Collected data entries
###

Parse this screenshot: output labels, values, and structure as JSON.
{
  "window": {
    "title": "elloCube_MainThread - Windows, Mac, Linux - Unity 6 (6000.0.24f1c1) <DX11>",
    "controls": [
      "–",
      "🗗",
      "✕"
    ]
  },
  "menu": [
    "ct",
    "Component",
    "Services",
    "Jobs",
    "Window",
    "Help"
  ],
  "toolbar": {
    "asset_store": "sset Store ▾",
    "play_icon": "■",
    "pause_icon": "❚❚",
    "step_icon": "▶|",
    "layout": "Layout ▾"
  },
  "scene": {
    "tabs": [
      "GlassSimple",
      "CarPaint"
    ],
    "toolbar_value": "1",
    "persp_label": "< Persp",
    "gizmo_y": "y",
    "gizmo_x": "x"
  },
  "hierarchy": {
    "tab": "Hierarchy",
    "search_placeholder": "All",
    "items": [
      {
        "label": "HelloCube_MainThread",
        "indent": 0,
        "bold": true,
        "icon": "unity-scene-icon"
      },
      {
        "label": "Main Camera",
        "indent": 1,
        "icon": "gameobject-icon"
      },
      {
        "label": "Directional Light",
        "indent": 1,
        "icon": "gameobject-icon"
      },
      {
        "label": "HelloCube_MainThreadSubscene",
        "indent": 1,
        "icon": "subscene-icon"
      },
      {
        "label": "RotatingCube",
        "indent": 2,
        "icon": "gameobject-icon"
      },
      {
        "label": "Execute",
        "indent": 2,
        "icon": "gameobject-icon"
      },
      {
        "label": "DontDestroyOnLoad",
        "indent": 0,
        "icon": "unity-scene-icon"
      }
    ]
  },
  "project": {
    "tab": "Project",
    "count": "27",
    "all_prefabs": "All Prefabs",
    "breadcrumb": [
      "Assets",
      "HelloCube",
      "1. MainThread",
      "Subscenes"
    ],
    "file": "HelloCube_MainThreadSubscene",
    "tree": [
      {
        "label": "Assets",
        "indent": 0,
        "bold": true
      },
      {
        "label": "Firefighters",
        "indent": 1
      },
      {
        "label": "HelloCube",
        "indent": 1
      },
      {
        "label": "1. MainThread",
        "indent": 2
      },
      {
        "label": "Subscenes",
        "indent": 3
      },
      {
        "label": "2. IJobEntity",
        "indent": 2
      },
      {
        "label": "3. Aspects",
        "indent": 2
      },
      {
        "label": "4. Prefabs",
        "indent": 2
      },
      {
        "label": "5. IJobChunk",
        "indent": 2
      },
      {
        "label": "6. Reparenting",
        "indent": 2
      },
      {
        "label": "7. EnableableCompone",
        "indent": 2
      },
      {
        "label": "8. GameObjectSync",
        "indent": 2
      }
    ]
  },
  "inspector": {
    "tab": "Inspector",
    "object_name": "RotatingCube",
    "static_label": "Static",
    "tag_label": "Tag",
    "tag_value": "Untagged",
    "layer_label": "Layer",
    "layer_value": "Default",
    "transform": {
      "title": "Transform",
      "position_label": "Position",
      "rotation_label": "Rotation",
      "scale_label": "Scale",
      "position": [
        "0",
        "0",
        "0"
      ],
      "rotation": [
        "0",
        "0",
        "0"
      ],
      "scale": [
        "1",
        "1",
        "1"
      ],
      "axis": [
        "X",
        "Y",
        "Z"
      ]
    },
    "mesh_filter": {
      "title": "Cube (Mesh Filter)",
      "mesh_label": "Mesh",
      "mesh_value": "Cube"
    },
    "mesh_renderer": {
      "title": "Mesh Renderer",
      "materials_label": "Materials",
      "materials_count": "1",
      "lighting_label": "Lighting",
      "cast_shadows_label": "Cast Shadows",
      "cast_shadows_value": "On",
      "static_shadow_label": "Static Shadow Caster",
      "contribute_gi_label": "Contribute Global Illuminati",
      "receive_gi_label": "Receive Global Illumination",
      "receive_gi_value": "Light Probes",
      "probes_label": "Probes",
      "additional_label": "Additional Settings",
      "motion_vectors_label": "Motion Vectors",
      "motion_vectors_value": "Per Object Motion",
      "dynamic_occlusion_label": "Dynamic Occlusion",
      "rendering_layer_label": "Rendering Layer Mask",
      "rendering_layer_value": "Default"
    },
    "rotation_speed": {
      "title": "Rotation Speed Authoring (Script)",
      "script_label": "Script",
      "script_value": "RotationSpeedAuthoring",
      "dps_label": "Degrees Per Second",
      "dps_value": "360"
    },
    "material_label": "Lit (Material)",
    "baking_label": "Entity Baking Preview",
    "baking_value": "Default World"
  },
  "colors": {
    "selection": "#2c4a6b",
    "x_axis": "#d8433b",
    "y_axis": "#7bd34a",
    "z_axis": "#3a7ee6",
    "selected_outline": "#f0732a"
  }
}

###

**Exercise instructions**
Repeat the material word for word, in full.

**The output**
Parse this screenshot: output labels, values, and structure as JSON.
{
  "window": {
    "title": "elloCube_MainThread - Windows, Mac, Linux - Unity 6 (6000.0.24f1c1) <DX11>",
    "controls": [
      "–",
      "🗗",
      "✕"
    ]
  },
  "menu": [
    "ct",
    "Component",
    "Services",
    "Jobs",
    "Window",
    "Help"
  ],
  "toolbar": {
    "asset_store": "sset Store ▾",
    "play_icon": "■",
    "pause_icon": "❚❚",
    "step_icon": "▶|",
    "layout": "Layout ▾"
  },
  "scene": {
    "tabs": [
      "GlassSimple",
      "CarPaint"
    ],
    "toolbar_value": "1",
    "persp_label": "< Persp",
    "gizmo_y": "y",
    "gizmo_x": "x"
  },
  "hierarchy": {
    "tab": "Hierarchy",
    "search_placeholder": "All",
    "items": [
      {
        "label": "HelloCube_MainThread",
        "indent": 0,
        "bold": true,
        "icon": "unity-scene-icon"
      },
      {
        "label": "Main Camera",
        "indent": 1,
        "icon": "gameobject-icon"
      },
      {
        "label": "Directional Light",
        "indent": 1,
        "icon": "gameobject-icon"
      },
      {
        "label": "HelloCube_MainThreadSubscene",
        "indent": 1,
        "icon": "subscene-icon"
      },
      {
        "label": "RotatingCube",
        "indent": 2,
        "icon": "gameobject-icon"
      },
      {
        "label": "Execute",
        "indent": 2,
        "icon": "gameobject-icon"
      },
      {
        "label": "DontDestroyOnLoad",
        "indent": 0,
        "icon": "unity-scene-icon"
      }
    ]
  },
  "project": {
    "tab": "Project",
    "count": "27",
    "all_prefabs": "All Prefabs",
    "breadcrumb": [
      "Assets",
      "HelloCube",
      "1. MainThread",
      "Subscenes"
    ],
    "file": "HelloCube_MainThreadSubscene",
    "tree": [
      {
        "label": "Assets",
        "indent": 0,
        "bold": true
      },
      {
        "label": "Firefighters",
        "indent": 1
      },
      {
        "label": "HelloCube",
        "indent": 1
      },
      {
        "label": "1. MainThread",
        "indent": 2
      },
      {
        "label": "Subscenes",
        "indent": 3
      },
      {
        "label": "2. IJobEntity",
        "indent": 2
      },
      {
        "label": "3. Aspects",
        "indent": 2
      },
      {
        "label": "4. Prefabs",
        "indent": 2
      },
      {
        "label": "5. IJobChunk",
        "indent": 2
      },
      {
        "label": "6. Reparenting",
        "indent": 2
      },
      {
        "label": "7. EnableableCompone",
        "indent": 2
      },
      {
        "label": "8. GameObjectSync",
        "indent": 2
      }
    ]
  },
  "inspector": {
    "tab": "Inspector",
    "object_name": "RotatingCube",
    "static_label": "Static",
    "tag_label": "Tag",
    "tag_value": "Untagged",
    "layer_label": "Layer",
    "layer_value": "Default",
    "transform": {
      "title": "Transform",
      "position_label": "Position",
      "rotation_label": "Rotation",
      "scale_label": "Scale",
      "position": [
        "0",
        "0",
        "0"
      ],
      "rotation": [
        "0",
        "0",
        "0"
      ],
      "scale": [
        "1",
        "1",
        "1"
      ],
      "axis": [
        "X",
        "Y",
        "Z"
      ]
    },
    "mesh_filter": {
      "title": "Cube (Mesh Filter)",
      "mesh_label": "Mesh",
      "mesh_value": "Cube"
    },
    "mesh_renderer": {
      "title": "Mesh Renderer",
      "materials_label": "Materials",
      "materials_count": "1",
      "lighting_label": "Lighting",
      "cast_shadows_label": "Cast Shadows",
      "cast_shadows_value": "On",
      "static_shadow_label": "Static Shadow Caster",
      "contribute_gi_label": "Contribute Global Illuminati",
      "receive_gi_label": "Receive Global Illumination",
      "receive_gi_value": "Light Probes",
      "probes_label": "Probes",
      "additional_label": "Additional Settings",
      "motion_vectors_label": "Motion Vectors",
      "motion_vectors_value": "Per Object Motion",
      "dynamic_occlusion_label": "Dynamic Occlusion",
      "rendering_layer_label": "Rendering Layer Mask",
      "rendering_layer_value": "Default"
    },
    "rotation_speed": {
      "title": "Rotation Speed Authoring (Script)",
      "script_label": "Script",
      "script_value": "RotationSpeedAuthoring",
      "dps_label": "Degrees Per Second",
      "dps_value": "360"
    },
    "material_label": "Lit (Material)",
    "baking_label": "Entity Baking Preview",
    "baking_value": "Default World"
  },
  "colors": {
    "selection": "#2c4a6b",
    "x_axis": "#d8433b",
    "y_axis": "#7bd34a",
    "z_axis": "#3a7ee6",
    "selected_outline": "#f0732a"
  }
}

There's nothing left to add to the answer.